Problem statement: Go through the data below. List every line that holds the word "bluzu".

Stored data entries:
- - -

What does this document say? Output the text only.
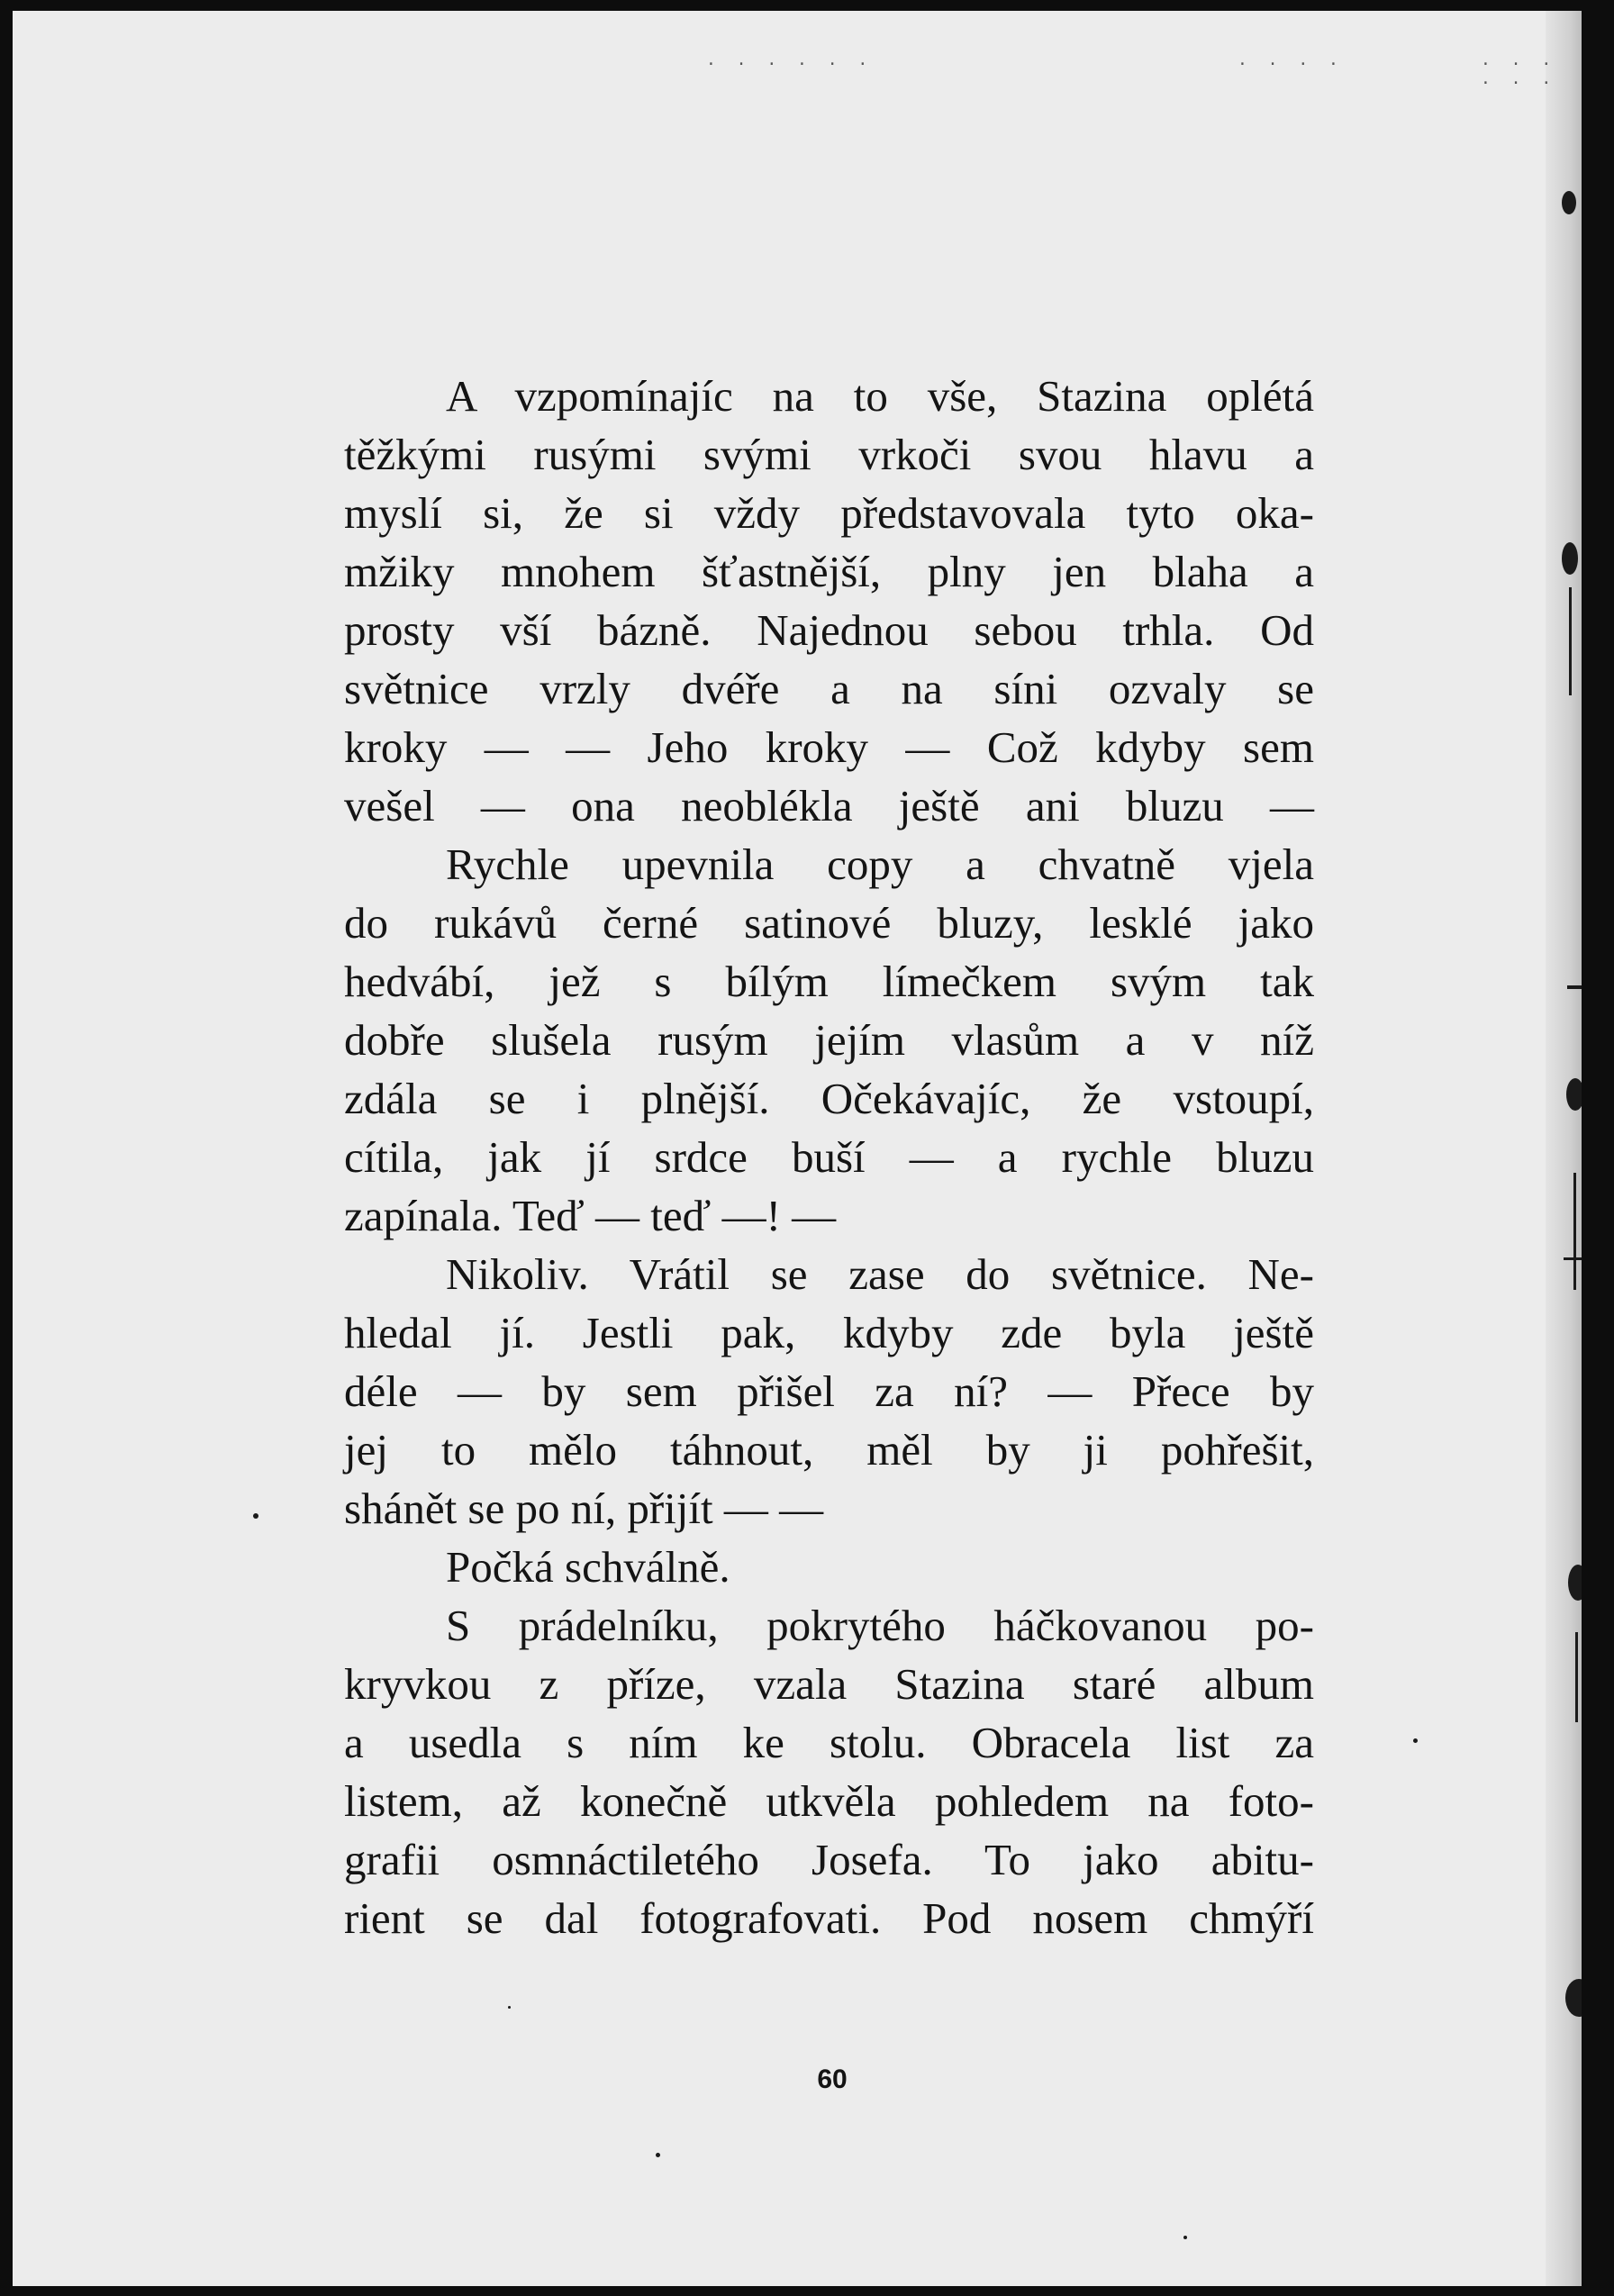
. . . . . .	. . . .	. . . . . .
A vzpomínajíc na to vše, Stazina oplétá
těžkými rusými svými vrkoči svou hlavu a
myslí si, že si vždy představovala tyto oka-
mžiky mnohem šťastnější, plny jen blaha a
prosty vší bázně. Najednou sebou trhla. Od
světnice vrzly dvéře a na síni ozvaly se
kroky — — Jeho kroky — Což kdyby sem
vešel — ona neoblékla ještě ani bluzu —
Rychle upevnila copy a chvatně vjela
do rukávů černé satinové bluzy, lesklé jako
hedvábí, jež s bílým límečkem svým tak
dobře slušela rusým jejím vlasům a v níž
zdála se i plnější. Očekávajíc, že vstoupí,
cítila, jak jí srdce buší — a rychle bluzu
zapínala. Teď — teď —! —
Nikoliv. Vrátil se zase do světnice. Ne-
hledal jí. Jestli pak, kdyby zde byla ještě
déle — by sem přišel za ní? — Přece by
jej to mělo táhnout, měl by ji pohřešit,
shánět se po ní, přijít — —
Počká schválně.
S prádelníku, pokrytého háčkovanou po-
kryvkou z příze, vzala Stazina staré album
a usedla s ním ke stolu. Obracela list za
listem, až konečně utkvěla pohledem na foto-
grafii osmnáctiletého Josefa. To jako abitu-
rient se dal fotografovati. Pod nosem chmýří
60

- - -

Task output:
vešel — ona neoblékla ještě ani bluzu —
cítila, jak jí srdce buší — a rychle bluzu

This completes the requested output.